- **Task description**
Go through the lines below and copy each one that holds the string "JSON".

──────── Records to process

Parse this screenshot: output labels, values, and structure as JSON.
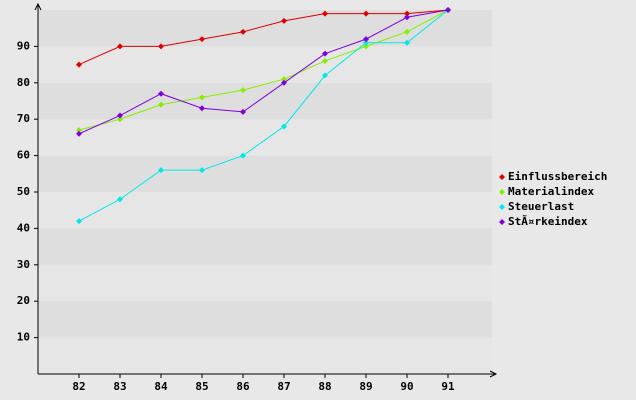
{
  "chart_data": {
    "type": "line",
    "categories": [
      "82",
      "83",
      "84",
      "85",
      "86",
      "87",
      "88",
      "89",
      "90",
      "91"
    ],
    "series": [
      {
        "name": "Einflussbereich",
        "color": "#dd0000",
        "values": [
          85,
          90,
          90,
          92,
          94,
          97,
          99,
          99,
          99,
          100
        ]
      },
      {
        "name": "Materialindex",
        "color": "#88ee00",
        "values": [
          67,
          70,
          74,
          76,
          78,
          81,
          86,
          90,
          94,
          100
        ]
      },
      {
        "name": "Steuerlast",
        "color": "#00e8e8",
        "values": [
          42,
          48,
          56,
          56,
          60,
          68,
          82,
          91,
          91,
          100
        ]
      },
      {
        "name": "StÃ¤rkeindex",
        "color": "#8000dd",
        "values": [
          66,
          71,
          77,
          73,
          72,
          80,
          88,
          92,
          98,
          100
        ]
      }
    ],
    "ylim": [
      0,
      100
    ],
    "yticks": [
      10,
      20,
      30,
      40,
      50,
      60,
      70,
      80,
      90
    ],
    "grid": true,
    "legend": "right"
  }
}
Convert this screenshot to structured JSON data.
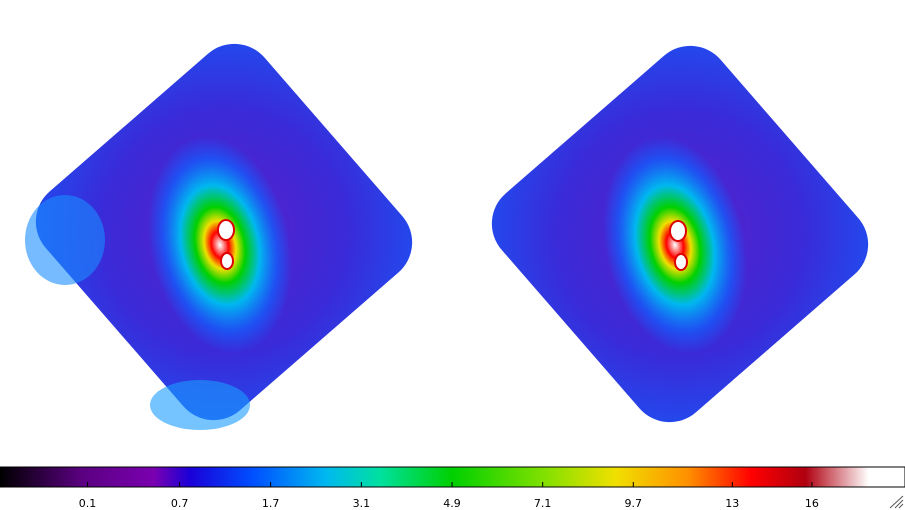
{
  "colorbar": {
    "scale": "sqrt",
    "xlim": [
      -0.087,
      19.9
    ],
    "ticks": [
      0.1,
      0.7,
      1.7,
      3.1,
      4.9,
      7.1,
      9.7,
      13,
      16
    ]
  }
}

────────────────

- **Result**
Parse this screenshot: output labels, values, and structure as JSON.
Convert this screenshot to structured JSON data.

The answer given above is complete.